Task objective: Copy every line of the data that contains the string "leave".

** Begin Information shown **

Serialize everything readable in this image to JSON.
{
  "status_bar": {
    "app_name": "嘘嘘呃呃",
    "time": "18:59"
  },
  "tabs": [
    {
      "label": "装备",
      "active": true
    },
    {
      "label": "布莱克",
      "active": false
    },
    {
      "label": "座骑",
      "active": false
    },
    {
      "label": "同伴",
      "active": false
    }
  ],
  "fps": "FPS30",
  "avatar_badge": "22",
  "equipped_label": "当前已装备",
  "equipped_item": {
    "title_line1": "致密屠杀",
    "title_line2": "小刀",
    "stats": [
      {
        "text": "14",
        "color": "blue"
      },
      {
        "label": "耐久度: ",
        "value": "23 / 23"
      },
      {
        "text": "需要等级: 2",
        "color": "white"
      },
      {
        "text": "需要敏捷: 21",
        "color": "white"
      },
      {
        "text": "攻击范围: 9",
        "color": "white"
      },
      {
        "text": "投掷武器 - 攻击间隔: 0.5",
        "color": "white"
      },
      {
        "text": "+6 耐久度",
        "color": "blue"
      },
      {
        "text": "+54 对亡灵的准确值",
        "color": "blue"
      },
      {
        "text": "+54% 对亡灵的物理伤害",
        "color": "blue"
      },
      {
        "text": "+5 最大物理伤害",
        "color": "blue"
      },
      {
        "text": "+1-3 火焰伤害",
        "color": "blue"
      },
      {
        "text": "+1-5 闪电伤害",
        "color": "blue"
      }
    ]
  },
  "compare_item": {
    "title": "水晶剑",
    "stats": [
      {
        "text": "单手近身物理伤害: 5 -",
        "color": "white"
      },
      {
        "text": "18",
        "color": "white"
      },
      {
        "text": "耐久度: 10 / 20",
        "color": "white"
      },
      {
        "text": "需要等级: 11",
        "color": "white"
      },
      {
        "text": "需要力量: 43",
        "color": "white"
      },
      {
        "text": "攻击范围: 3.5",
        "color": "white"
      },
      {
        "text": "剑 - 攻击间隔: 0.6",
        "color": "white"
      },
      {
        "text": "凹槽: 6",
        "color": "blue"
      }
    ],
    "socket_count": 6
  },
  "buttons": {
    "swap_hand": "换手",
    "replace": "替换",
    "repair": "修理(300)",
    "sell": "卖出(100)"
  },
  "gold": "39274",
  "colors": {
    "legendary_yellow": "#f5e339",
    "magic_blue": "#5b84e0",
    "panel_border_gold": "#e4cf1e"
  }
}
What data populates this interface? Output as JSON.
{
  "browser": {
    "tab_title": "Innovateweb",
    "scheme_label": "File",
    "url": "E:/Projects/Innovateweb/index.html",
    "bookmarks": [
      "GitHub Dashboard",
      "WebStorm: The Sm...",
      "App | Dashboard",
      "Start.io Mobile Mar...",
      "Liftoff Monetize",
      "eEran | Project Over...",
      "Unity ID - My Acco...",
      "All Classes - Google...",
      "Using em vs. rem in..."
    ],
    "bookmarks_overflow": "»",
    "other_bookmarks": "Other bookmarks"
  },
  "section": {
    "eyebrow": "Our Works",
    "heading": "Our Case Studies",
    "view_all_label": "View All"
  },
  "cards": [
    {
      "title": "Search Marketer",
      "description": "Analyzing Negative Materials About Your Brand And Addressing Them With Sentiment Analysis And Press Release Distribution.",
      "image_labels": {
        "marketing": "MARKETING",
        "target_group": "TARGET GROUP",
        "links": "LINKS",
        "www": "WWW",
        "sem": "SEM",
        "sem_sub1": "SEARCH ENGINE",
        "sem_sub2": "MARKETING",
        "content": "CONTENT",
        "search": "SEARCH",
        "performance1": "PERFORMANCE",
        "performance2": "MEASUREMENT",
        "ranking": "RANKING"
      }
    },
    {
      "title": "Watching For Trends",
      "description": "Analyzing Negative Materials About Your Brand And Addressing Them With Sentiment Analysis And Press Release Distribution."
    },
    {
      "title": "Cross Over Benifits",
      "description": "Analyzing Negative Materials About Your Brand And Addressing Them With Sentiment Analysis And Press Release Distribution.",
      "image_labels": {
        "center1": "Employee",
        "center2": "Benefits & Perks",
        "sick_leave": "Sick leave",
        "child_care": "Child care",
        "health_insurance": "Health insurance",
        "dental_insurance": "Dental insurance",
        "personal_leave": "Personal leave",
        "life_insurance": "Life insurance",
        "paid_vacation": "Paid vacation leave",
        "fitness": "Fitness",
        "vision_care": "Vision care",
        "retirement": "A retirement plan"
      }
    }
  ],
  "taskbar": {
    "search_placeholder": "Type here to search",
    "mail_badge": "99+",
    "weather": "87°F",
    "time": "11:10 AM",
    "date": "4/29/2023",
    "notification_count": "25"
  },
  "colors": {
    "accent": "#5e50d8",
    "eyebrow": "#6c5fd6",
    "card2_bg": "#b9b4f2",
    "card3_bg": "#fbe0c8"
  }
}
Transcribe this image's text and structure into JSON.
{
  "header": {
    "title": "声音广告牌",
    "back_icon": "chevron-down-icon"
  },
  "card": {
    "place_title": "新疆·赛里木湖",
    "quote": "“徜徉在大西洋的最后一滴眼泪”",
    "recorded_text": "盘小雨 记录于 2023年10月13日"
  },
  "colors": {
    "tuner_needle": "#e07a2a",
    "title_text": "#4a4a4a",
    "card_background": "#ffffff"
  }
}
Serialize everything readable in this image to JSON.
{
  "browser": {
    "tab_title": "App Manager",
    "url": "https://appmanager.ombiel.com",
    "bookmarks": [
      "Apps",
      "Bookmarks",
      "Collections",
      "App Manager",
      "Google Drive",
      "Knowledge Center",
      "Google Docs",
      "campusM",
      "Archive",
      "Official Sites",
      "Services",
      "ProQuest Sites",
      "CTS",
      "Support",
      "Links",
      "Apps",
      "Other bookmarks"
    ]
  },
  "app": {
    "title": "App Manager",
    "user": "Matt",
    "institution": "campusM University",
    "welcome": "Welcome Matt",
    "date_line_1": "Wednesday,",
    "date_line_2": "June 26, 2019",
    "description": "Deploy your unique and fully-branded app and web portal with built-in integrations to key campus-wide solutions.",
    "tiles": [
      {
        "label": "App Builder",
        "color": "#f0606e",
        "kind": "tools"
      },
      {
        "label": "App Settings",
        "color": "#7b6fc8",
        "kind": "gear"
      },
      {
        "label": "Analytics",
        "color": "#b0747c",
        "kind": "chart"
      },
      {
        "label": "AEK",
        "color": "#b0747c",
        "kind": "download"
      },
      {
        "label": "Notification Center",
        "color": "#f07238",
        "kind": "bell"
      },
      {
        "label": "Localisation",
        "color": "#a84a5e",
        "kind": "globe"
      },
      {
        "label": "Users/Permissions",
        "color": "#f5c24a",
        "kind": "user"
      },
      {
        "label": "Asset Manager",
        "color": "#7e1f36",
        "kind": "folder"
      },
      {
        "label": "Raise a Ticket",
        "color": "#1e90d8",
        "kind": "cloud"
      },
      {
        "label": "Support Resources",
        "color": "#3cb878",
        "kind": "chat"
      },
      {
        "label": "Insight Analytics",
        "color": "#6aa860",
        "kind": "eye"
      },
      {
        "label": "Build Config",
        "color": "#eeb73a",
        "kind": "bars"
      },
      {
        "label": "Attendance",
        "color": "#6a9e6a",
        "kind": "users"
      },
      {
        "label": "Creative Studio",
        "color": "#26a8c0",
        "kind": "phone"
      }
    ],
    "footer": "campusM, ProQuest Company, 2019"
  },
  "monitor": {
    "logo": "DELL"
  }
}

** End Information shown **

Task response:
        "sick_leave": "Sick leave",
        "personal_leave": "Personal leave",
        "paid_vacation": "Paid vacation leave",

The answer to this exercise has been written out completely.